* **Text block**:

____

Ye Xuanning (; October 1938 – 10 July 2016) was a Chinese politician, general and businessman.

Early life and education
Ye was born in British Hong Kong in October 1938, the son of Ye Jianying, a Communist general, Marshal of the People's Liberation Army, and Zeng Xianzhi, a descendant of Zeng Guoquan and a Standing Committee member of the 4th and 5th Chinese People's Political Consultative Conference. Ye Xuanning was raised in his maternal grandmother's home, in Heye Town of Shuangfeng County, in Hunan province. In 1950, he relocated to Beijing, living with his father. He attended The High School Affiliated To Beijing Normal University and Beijing 101 High School. In 1958, he entered Harbin Institute of Military Engineering (now Harbin Engineering University), where he studied alongside Zhang Yanzhong (; son of Zhang Dingcheng, Procurator-General of the Supreme People's Procuratorate) and Wang Xing (; son of Wang Ruofei, Member of the ruling Communist Party's Central Committee), after which he transferred to Beijing Institute of Technology due to poor health.

Career

After graduating from Beijing Institute of Technology in 1960, he was assigned to a radio parts factory in Zhuzhou, Hunan, then he was transferred to Shangrao, Jiangxi. In 1974, while operating a machine, his right arm was cut off.

In 1978, Ye served as secretary of Kang Shien, director of the Economic Commission of the State Council.

In 1980, Ye had made a crossover from politics to business. He became the president of Canglang Consulting Corporation. In 1984, he served as vice-president of the China Association for International Friendly Contact (CAIFC). That same year, he enlisted in the People's Liberation Army. He was promoted to the rank of major general (shao jiang) in September 1988.

In 1990, Ye was appointed head of the Liaison Department of the PLA General Political Department. In 1993, he became president of China Carrie Enterprises Limited.

Ye retired from the army in 1997. He was a member of the 8th National Committee of the Chinese People's Political Consultative Conference and a Standing Committee member of the 9th Chinese People's Political Consultative Conference. Ye was also a calligrapher, famous for his cursive calligraphy.

____

* **Entries provided**:
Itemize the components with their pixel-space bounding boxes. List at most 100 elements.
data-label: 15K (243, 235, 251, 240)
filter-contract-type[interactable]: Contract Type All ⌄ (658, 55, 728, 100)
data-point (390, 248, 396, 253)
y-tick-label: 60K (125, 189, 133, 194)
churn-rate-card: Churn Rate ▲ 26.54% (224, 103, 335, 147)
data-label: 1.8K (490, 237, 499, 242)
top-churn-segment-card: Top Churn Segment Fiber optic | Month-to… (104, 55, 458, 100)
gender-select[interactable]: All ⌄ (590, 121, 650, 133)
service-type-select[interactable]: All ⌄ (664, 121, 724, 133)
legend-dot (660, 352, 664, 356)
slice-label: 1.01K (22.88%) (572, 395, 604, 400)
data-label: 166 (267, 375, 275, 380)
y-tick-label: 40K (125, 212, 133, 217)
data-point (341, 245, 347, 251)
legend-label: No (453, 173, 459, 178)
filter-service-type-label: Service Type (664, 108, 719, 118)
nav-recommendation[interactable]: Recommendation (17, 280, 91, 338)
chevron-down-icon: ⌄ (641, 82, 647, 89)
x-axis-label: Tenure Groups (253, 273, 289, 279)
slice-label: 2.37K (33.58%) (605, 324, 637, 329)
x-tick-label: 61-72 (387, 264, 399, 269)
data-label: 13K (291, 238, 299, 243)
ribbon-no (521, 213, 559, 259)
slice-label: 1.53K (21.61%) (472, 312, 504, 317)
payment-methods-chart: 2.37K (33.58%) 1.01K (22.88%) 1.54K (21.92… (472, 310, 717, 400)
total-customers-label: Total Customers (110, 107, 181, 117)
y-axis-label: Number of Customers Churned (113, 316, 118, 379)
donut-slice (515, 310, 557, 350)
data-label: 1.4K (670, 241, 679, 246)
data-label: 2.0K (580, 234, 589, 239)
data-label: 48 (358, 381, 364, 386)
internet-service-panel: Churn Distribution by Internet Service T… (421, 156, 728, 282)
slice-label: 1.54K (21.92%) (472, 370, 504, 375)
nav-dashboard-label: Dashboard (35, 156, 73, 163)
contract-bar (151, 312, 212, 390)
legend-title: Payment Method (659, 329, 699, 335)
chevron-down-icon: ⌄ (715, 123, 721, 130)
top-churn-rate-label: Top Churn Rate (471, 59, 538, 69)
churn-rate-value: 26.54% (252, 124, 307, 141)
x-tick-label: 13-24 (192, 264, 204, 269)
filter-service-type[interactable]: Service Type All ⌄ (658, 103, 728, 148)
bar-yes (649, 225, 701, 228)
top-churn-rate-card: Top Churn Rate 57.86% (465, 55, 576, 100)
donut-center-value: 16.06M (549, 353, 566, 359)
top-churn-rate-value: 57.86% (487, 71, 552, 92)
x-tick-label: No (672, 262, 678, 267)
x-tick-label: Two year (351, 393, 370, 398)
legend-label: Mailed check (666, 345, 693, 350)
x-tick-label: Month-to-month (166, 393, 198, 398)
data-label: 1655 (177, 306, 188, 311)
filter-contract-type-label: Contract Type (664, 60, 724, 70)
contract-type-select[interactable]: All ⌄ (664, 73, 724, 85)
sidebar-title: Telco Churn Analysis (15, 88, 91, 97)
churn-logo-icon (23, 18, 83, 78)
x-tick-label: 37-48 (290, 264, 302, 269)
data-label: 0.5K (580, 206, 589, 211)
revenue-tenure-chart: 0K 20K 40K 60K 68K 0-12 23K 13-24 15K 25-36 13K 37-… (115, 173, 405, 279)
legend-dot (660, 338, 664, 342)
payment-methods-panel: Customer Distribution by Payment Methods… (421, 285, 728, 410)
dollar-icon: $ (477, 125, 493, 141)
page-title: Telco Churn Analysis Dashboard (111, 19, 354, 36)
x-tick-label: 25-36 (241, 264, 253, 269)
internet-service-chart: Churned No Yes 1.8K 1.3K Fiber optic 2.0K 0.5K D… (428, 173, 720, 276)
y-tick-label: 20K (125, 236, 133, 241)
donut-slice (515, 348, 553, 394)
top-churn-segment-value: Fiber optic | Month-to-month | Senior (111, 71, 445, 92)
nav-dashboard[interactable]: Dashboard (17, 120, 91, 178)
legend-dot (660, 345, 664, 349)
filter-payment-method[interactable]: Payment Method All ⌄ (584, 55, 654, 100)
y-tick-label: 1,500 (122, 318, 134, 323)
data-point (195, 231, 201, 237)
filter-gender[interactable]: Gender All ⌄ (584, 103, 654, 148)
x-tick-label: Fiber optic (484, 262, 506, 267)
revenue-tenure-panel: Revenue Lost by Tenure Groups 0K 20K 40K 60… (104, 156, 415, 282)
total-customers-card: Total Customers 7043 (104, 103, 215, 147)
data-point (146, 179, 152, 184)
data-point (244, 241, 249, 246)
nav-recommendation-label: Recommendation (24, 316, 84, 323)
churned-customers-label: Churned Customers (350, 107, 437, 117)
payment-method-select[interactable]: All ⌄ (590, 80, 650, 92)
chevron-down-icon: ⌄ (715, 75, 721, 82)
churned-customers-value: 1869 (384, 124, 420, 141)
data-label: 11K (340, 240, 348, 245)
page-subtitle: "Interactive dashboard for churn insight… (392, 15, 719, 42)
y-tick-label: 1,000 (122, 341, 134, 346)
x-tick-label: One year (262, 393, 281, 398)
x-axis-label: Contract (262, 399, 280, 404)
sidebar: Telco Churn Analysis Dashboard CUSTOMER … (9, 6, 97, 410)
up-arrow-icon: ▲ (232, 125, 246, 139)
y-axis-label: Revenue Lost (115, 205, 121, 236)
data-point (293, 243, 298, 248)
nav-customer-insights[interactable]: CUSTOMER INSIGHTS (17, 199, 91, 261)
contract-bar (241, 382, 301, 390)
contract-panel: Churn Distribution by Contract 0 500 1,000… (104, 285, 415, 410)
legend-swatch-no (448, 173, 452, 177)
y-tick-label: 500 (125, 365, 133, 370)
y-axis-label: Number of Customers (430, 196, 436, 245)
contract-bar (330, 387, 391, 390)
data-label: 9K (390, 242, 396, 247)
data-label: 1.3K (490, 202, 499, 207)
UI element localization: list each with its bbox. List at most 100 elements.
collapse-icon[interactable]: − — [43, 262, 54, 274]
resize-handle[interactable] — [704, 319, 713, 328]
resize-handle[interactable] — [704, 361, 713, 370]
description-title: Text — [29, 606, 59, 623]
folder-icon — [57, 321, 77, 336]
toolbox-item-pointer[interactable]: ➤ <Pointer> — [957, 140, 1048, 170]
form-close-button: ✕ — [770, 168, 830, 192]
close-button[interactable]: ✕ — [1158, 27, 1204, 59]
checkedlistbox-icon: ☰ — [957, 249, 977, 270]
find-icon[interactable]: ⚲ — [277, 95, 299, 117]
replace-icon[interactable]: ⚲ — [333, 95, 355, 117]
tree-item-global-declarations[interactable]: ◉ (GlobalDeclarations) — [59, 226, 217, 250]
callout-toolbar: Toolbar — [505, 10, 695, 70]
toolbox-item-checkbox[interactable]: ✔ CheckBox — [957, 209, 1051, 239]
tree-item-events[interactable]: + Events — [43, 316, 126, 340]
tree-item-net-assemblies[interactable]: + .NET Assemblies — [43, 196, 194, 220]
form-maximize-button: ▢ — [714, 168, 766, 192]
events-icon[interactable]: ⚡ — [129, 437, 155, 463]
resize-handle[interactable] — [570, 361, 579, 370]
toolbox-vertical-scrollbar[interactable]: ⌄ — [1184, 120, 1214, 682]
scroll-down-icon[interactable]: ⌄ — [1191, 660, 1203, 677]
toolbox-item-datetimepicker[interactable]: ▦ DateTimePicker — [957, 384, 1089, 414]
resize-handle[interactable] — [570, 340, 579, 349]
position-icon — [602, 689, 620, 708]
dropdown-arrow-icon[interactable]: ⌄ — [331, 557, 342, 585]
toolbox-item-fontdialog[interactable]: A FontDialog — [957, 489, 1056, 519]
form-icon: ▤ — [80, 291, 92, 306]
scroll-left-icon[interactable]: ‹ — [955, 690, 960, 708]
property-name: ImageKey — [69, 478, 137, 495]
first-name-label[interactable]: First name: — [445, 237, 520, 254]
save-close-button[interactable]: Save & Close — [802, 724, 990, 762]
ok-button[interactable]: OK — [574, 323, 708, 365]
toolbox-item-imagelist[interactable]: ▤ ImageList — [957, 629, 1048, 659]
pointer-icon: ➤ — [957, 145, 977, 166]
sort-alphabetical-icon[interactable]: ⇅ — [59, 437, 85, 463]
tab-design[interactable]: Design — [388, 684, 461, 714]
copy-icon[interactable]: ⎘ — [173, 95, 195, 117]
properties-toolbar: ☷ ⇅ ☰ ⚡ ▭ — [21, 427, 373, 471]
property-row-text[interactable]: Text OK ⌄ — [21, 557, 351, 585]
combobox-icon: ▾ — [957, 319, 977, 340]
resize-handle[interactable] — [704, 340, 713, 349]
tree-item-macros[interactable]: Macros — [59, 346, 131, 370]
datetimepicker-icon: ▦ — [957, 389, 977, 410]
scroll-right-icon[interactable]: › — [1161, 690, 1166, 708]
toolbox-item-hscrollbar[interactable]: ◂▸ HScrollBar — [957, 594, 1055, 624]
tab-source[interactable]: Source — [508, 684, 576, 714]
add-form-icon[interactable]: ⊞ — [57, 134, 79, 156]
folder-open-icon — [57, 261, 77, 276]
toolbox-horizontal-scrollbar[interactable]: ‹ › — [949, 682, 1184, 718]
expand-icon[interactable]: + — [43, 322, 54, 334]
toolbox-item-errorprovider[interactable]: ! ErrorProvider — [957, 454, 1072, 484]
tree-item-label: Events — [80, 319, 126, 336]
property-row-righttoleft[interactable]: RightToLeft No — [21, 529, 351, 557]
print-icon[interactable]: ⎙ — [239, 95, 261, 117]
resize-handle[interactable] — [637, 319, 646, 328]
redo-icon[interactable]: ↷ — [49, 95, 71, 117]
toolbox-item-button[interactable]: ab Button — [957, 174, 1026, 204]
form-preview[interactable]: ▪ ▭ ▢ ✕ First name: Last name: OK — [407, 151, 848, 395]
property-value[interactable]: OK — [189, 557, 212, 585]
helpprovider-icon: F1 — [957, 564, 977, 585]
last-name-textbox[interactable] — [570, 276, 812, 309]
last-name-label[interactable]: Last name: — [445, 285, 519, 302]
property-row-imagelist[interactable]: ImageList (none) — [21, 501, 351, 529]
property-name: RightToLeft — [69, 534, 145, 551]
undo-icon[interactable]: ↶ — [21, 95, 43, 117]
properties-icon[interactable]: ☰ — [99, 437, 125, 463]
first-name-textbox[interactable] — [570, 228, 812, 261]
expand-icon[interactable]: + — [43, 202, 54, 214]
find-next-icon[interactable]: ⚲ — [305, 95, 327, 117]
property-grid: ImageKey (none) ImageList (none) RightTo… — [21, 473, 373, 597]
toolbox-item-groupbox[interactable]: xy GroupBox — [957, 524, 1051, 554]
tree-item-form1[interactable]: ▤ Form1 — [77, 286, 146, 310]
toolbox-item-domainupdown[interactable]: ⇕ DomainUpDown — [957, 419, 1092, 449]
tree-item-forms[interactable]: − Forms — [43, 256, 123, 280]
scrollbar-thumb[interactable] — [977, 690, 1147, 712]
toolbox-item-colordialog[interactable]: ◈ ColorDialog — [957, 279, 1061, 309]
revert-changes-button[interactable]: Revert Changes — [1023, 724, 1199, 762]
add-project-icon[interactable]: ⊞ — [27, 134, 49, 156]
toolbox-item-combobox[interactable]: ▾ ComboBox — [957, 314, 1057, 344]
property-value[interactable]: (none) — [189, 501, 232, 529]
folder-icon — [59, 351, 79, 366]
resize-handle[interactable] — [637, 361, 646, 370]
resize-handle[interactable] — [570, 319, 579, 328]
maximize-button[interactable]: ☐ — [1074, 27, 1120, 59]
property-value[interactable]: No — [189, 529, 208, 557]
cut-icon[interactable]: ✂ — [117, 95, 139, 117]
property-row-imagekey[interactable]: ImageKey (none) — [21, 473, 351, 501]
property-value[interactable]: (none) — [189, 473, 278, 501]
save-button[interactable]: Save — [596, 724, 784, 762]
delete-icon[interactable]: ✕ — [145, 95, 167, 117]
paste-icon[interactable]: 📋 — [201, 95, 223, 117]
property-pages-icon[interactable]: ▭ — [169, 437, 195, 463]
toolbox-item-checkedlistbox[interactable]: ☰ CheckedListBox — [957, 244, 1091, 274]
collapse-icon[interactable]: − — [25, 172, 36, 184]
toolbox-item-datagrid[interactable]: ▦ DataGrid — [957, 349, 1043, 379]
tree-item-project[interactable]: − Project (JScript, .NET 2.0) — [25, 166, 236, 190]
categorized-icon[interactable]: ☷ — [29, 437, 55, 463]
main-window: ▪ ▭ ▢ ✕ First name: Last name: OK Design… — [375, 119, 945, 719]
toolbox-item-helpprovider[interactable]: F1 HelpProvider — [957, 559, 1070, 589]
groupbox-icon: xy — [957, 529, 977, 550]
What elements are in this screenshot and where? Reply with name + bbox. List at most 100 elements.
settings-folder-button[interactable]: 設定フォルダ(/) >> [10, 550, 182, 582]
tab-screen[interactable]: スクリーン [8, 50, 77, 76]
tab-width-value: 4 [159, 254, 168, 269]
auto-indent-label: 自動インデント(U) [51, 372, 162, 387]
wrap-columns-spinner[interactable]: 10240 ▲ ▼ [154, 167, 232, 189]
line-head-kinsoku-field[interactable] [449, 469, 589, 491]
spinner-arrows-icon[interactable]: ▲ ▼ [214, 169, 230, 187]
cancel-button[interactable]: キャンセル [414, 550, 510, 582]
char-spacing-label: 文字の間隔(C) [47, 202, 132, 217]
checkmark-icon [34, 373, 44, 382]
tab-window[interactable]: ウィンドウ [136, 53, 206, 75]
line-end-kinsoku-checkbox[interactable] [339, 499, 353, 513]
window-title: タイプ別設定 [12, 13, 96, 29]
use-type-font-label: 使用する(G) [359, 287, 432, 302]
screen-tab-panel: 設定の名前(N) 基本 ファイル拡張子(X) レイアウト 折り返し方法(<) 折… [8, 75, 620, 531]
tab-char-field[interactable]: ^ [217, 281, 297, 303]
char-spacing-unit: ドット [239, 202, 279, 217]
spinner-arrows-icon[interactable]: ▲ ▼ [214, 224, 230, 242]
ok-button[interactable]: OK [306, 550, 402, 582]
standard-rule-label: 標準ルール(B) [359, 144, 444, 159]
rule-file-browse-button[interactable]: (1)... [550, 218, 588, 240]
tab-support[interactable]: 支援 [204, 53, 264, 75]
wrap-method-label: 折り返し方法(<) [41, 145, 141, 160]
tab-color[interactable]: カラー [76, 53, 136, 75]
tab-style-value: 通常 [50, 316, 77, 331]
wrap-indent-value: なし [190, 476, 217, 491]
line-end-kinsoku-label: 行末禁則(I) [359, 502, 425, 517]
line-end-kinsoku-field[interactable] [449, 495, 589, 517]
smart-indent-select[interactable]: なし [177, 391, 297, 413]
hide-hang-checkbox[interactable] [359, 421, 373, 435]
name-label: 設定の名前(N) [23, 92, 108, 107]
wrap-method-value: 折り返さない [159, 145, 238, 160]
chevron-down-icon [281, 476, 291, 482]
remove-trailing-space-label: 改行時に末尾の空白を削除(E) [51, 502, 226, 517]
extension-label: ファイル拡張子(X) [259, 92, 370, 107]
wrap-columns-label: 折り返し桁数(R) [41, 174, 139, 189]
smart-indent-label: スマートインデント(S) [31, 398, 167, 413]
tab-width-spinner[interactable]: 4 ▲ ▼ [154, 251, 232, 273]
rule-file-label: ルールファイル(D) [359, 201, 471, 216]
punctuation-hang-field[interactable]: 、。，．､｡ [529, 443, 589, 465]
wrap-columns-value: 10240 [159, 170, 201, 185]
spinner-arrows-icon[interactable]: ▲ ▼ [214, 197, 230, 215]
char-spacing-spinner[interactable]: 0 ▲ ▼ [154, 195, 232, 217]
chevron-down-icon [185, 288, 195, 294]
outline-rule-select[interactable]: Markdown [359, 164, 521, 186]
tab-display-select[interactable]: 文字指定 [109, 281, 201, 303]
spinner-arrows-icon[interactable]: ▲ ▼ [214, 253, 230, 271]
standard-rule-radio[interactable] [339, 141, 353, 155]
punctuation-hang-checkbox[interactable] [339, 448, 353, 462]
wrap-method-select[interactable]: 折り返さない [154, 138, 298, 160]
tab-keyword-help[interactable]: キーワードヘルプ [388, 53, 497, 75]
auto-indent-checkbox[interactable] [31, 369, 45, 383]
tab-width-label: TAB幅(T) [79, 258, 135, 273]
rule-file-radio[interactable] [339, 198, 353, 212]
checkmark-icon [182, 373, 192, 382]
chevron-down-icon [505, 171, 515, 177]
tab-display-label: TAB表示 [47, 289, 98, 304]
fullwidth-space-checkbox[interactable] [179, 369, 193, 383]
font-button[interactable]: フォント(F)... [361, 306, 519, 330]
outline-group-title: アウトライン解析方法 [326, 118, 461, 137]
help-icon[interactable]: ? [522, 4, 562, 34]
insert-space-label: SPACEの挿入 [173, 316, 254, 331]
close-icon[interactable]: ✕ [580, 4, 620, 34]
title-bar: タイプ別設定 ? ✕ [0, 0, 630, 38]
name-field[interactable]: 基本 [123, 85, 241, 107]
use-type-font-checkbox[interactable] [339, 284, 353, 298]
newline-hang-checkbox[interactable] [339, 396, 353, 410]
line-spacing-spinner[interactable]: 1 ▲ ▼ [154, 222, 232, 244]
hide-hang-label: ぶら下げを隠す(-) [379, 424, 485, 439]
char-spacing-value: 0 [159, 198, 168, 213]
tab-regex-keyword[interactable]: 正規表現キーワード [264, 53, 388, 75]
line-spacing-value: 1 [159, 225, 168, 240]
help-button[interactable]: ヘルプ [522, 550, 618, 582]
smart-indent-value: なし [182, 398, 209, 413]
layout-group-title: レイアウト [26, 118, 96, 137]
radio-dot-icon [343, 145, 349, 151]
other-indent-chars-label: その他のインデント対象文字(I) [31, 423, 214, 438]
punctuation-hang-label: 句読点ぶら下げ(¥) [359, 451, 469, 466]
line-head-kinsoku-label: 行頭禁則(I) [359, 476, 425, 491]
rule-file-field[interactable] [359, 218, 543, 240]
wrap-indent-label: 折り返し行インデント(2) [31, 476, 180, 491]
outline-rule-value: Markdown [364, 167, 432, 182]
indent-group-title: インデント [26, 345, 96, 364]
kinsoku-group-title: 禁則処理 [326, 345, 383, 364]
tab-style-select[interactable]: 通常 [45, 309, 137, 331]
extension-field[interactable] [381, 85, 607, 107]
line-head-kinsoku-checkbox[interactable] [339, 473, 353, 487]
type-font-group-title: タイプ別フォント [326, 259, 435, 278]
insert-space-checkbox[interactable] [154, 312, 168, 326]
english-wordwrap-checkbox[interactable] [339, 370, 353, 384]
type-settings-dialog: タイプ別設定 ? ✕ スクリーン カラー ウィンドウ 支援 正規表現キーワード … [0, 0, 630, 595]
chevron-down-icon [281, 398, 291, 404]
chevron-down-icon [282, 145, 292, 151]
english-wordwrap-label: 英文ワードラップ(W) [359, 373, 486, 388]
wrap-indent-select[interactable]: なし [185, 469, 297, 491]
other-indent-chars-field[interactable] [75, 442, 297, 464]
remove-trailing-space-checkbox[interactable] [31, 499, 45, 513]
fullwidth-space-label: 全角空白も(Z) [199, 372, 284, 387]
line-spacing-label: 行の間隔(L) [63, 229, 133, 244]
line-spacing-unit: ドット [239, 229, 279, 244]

____

* **What you need to do**: In the Ye Xuanning biography, what rank was he promoted to in September 1988?

* **Task result**: Major general (shao jiang).